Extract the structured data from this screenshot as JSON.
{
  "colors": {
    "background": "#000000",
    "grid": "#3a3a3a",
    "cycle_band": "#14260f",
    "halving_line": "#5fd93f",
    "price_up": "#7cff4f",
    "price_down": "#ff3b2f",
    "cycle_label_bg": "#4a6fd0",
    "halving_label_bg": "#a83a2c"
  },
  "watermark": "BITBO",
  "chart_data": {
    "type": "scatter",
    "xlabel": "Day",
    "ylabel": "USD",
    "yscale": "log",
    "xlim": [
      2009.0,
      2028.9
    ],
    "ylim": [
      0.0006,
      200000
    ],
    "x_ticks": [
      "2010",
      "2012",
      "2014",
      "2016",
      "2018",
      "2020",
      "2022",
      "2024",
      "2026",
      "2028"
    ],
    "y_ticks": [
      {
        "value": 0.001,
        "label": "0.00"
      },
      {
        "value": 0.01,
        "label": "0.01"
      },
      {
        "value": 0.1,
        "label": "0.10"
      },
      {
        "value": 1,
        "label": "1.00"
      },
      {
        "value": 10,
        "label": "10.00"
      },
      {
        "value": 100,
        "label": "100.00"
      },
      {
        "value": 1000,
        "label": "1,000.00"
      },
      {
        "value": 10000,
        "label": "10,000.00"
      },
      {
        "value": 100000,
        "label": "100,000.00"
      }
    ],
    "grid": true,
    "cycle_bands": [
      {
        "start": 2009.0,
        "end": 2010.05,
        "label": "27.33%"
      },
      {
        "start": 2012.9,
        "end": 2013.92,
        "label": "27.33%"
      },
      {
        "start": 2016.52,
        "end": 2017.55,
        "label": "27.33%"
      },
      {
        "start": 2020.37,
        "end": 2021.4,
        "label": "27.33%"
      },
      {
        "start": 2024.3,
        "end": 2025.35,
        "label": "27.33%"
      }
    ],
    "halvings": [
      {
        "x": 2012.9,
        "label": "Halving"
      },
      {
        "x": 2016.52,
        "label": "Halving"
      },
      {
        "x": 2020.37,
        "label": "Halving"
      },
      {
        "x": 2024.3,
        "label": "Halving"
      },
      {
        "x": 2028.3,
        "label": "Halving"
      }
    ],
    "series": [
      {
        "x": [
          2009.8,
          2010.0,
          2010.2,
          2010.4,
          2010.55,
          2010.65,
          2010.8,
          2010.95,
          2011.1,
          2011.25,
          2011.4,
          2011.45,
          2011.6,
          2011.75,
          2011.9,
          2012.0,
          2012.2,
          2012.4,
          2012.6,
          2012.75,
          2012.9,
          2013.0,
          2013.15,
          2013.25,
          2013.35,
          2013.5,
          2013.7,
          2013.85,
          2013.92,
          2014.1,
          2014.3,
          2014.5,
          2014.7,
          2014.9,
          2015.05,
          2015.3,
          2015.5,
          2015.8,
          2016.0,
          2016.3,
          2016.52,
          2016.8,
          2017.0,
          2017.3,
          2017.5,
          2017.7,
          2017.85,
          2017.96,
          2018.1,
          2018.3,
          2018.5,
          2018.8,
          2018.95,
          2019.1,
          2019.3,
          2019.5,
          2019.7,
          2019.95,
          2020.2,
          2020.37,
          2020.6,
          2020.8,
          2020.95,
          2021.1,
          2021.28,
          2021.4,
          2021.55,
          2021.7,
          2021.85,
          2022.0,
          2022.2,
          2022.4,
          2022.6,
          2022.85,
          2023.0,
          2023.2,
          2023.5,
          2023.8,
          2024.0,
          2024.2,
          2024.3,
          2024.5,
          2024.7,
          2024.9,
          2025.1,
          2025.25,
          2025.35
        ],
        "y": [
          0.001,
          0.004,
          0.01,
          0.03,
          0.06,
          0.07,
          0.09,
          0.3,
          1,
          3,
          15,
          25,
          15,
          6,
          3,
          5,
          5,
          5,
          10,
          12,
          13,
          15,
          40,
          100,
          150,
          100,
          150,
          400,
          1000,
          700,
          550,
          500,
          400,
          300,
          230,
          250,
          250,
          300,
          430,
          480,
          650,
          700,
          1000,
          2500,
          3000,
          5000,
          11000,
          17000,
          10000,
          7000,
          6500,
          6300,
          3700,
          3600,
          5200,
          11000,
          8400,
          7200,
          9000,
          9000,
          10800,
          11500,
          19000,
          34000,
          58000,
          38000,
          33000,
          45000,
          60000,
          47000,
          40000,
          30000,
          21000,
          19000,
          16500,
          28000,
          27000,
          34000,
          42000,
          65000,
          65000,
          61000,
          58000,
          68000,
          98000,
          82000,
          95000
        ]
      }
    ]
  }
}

### Exercise directions
Each line must be given again exactly as written above.

### Correct output
Extract the structured data from this screenshot as JSON.
{
  "colors": {
    "background": "#000000",
    "grid": "#3a3a3a",
    "cycle_band": "#14260f",
    "halving_line": "#5fd93f",
    "price_up": "#7cff4f",
    "price_down": "#ff3b2f",
    "cycle_label_bg": "#4a6fd0",
    "halving_label_bg": "#a83a2c"
  },
  "watermark": "BITBO",
  "chart_data": {
    "type": "scatter",
    "xlabel": "Day",
    "ylabel": "USD",
    "yscale": "log",
    "xlim": [
      2009.0,
      2028.9
    ],
    "ylim": [
      0.0006,
      200000
    ],
    "x_ticks": [
      "2010",
      "2012",
      "2014",
      "2016",
      "2018",
      "2020",
      "2022",
      "2024",
      "2026",
      "2028"
    ],
    "y_ticks": [
      {
        "value": 0.001,
        "label": "0.00"
      },
      {
        "value": 0.01,
        "label": "0.01"
      },
      {
        "value": 0.1,
        "label": "0.10"
      },
      {
        "value": 1,
        "label": "1.00"
      },
      {
        "value": 10,
        "label": "10.00"
      },
      {
        "value": 100,
        "label": "100.00"
      },
      {
        "value": 1000,
        "label": "1,000.00"
      },
      {
        "value": 10000,
        "label": "10,000.00"
      },
      {
        "value": 100000,
        "label": "100,000.00"
      }
    ],
    "grid": true,
    "cycle_bands": [
      {
        "start": 2009.0,
        "end": 2010.05,
        "label": "27.33%"
      },
      {
        "start": 2012.9,
        "end": 2013.92,
        "label": "27.33%"
      },
      {
        "start": 2016.52,
        "end": 2017.55,
        "label": "27.33%"
      },
      {
        "start": 2020.37,
        "end": 2021.4,
        "label": "27.33%"
      },
      {
        "start": 2024.3,
        "end": 2025.35,
        "label": "27.33%"
      }
    ],
    "halvings": [
      {
        "x": 2012.9,
        "label": "Halving"
      },
      {
        "x": 2016.52,
        "label": "Halving"
      },
      {
        "x": 2020.37,
        "label": "Halving"
      },
      {
        "x": 2024.3,
        "label": "Halving"
      },
      {
        "x": 2028.3,
        "label": "Halving"
      }
    ],
    "series": [
      {
        "x": [
          2009.8,
          2010.0,
          2010.2,
          2010.4,
          2010.55,
          2010.65,
          2010.8,
          2010.95,
          2011.1,
          2011.25,
          2011.4,
          2011.45,
          2011.6,
          2011.75,
          2011.9,
          2012.0,
          2012.2,
          2012.4,
          2012.6,
          2012.75,
          2012.9,
          2013.0,
          2013.15,
          2013.25,
          2013.35,
          2013.5,
          2013.7,
          2013.85,
          2013.92,
          2014.1,
          2014.3,
          2014.5,
          2014.7,
          2014.9,
          2015.05,
          2015.3,
          2015.5,
          2015.8,
          2016.0,
          2016.3,
          2016.52,
          2016.8,
          2017.0,
          2017.3,
          2017.5,
          2017.7,
          2017.85,
          2017.96,
          2018.1,
          2018.3,
          2018.5,
          2018.8,
          2018.95,
          2019.1,
          2019.3,
          2019.5,
          2019.7,
          2019.95,
          2020.2,
          2020.37,
          2020.6,
          2020.8,
          2020.95,
          2021.1,
          2021.28,
          2021.4,
          2021.55,
          2021.7,
          2021.85,
          2022.0,
          2022.2,
          2022.4,
          2022.6,
          2022.85,
          2023.0,
          2023.2,
          2023.5,
          2023.8,
          2024.0,
          2024.2,
          2024.3,
          2024.5,
          2024.7,
          2024.9,
          2025.1,
          2025.25,
          2025.35
        ],
        "y": [
          0.001,
          0.004,
          0.01,
          0.03,
          0.06,
          0.07,
          0.09,
          0.3,
          1,
          3,
          15,
          25,
          15,
          6,
          3,
          5,
          5,
          5,
          10,
          12,
          13,
          15,
          40,
          100,
          150,
          100,
          150,
          400,
          1000,
          700,
          550,
          500,
          400,
          300,
          230,
          250,
          250,
          300,
          430,
          480,
          650,
          700,
          1000,
          2500,
          3000,
          5000,
          11000,
          17000,
          10000,
          7000,
          6500,
          6300,
          3700,
          3600,
          5200,
          11000,
          8400,
          7200,
          9000,
          9000,
          10800,
          11500,
          19000,
          34000,
          58000,
          38000,
          33000,
          45000,
          60000,
          47000,
          40000,
          30000,
          21000,
          19000,
          16500,
          28000,
          27000,
          34000,
          42000,
          65000,
          65000,
          61000,
          58000,
          68000,
          98000,
          82000,
          95000
        ]
      }
    ]
  }
}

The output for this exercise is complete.